AIM OF THE TASK
Scan the records and identify every line in which the string "products" occurs, then return those lines.

-- Start of MATERIAL FOR THIS EXERCISE --

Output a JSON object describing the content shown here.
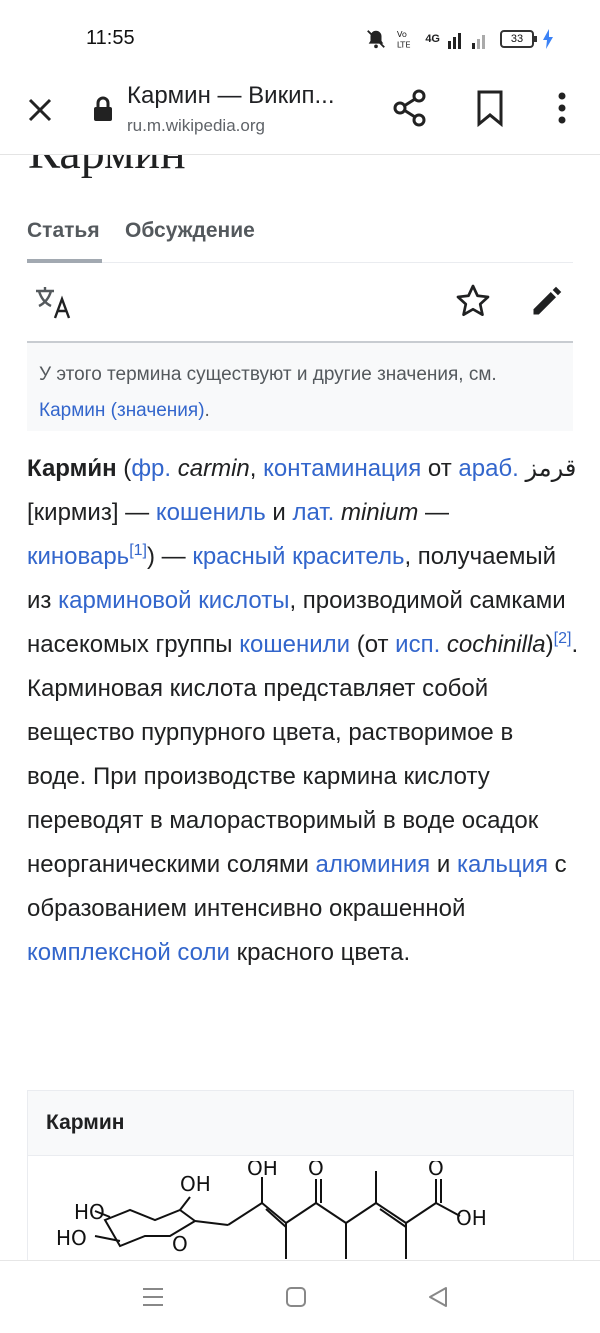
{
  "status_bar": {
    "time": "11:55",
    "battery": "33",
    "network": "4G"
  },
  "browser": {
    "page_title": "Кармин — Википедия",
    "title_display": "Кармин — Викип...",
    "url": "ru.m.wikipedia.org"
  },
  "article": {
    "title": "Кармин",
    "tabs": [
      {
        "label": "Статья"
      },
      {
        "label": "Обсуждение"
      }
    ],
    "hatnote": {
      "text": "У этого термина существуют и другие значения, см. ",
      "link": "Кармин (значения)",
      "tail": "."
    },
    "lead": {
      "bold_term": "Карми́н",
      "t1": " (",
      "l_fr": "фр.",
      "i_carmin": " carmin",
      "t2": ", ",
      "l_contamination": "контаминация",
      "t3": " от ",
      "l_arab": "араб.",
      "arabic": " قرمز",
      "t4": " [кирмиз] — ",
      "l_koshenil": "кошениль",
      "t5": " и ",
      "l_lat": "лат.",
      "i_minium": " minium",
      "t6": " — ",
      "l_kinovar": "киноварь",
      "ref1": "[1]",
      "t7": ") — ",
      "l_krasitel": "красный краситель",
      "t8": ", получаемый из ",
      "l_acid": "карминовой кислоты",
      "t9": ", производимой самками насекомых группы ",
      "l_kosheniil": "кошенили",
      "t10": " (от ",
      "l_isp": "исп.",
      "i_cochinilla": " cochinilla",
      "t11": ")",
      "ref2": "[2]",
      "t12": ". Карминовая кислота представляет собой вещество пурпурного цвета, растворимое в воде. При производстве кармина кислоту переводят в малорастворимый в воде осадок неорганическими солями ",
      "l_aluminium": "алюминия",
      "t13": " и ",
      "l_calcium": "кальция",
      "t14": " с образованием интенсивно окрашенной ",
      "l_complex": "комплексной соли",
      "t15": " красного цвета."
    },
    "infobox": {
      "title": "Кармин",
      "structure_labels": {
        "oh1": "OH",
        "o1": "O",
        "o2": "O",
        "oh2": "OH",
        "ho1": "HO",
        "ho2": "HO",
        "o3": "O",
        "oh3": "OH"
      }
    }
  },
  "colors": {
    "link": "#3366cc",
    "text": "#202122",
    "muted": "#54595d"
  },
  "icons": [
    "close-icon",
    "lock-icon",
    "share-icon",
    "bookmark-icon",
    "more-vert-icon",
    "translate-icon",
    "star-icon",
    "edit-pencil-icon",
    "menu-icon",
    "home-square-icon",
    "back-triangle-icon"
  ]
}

-- End of MATERIAL FOR THIS EXERCISE --
-- Start of MATERIAL FOR THIS EXERCISE --

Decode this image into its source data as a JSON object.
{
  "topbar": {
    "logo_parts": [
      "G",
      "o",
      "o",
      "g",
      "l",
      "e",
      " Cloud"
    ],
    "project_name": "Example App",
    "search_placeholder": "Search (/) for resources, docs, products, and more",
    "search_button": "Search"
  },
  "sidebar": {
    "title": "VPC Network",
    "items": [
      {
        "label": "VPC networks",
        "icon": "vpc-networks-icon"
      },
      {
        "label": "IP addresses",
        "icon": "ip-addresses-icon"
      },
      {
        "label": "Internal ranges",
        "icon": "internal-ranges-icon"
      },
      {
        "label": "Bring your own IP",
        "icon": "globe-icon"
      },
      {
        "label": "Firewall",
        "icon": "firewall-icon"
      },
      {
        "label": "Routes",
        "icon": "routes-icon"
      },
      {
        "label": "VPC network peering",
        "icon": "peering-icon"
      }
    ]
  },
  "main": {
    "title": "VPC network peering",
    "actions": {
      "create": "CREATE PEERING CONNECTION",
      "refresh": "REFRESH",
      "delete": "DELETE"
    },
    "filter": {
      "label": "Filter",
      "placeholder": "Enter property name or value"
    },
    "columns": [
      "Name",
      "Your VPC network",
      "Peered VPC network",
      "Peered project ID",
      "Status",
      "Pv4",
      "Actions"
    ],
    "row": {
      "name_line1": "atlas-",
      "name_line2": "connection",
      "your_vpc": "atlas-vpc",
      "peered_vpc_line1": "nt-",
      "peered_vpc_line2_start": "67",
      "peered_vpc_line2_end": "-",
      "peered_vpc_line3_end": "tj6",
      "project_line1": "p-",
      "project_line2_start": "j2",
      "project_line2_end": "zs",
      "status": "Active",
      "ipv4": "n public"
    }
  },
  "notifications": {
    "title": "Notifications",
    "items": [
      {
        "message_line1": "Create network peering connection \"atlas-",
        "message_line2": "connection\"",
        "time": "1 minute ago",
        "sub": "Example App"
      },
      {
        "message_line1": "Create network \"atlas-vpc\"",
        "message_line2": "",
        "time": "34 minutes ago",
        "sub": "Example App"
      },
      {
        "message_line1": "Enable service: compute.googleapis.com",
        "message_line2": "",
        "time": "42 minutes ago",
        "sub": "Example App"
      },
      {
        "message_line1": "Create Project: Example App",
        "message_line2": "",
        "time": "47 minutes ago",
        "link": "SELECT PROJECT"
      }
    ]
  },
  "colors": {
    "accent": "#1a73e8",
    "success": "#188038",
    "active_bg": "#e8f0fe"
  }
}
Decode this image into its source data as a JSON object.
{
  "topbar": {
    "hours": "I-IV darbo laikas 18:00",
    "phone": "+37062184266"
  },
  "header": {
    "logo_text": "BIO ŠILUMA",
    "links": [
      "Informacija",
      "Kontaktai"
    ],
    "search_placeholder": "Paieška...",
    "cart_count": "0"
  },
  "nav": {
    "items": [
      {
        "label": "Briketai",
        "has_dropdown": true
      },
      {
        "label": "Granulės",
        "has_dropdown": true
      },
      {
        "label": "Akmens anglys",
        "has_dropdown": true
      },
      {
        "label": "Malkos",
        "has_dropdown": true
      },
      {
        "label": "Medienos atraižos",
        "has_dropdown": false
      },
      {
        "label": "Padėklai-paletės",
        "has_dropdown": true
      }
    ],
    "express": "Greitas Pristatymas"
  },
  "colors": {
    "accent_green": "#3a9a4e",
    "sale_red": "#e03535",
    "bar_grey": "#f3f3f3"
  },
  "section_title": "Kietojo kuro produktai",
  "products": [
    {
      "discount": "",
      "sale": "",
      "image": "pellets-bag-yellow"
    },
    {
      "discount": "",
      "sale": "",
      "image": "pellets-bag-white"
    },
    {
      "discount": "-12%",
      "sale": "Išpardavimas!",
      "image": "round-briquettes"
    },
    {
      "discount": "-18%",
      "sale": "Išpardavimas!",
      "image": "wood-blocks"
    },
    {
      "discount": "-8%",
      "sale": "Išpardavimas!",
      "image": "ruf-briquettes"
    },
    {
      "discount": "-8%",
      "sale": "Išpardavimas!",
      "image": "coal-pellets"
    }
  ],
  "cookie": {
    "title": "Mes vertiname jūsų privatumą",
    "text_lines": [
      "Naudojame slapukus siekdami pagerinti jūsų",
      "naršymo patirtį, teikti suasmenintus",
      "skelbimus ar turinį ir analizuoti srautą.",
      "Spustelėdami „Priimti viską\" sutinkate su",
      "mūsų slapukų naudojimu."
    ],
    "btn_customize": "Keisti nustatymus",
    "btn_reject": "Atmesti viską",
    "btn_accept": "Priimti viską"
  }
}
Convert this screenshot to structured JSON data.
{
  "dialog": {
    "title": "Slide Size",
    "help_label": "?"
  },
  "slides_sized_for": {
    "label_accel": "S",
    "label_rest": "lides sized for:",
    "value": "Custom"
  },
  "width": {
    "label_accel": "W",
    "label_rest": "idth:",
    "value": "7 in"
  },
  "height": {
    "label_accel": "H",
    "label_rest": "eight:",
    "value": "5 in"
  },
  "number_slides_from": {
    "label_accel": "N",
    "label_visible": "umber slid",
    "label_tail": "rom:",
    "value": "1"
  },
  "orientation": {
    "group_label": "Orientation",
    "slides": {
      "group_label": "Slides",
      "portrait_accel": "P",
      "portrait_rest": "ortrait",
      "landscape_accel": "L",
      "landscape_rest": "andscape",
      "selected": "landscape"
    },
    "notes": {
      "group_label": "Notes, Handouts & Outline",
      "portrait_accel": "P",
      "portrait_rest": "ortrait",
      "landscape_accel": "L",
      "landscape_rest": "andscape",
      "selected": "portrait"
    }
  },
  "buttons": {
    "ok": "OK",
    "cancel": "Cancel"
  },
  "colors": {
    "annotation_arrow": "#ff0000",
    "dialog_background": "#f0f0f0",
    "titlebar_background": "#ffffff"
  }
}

-- End of MATERIAL FOR THIS EXERCISE --

COMPLETE RESPONSE
    "search_placeholder": "Search (/) for resources, docs, products, and more",
  "products": [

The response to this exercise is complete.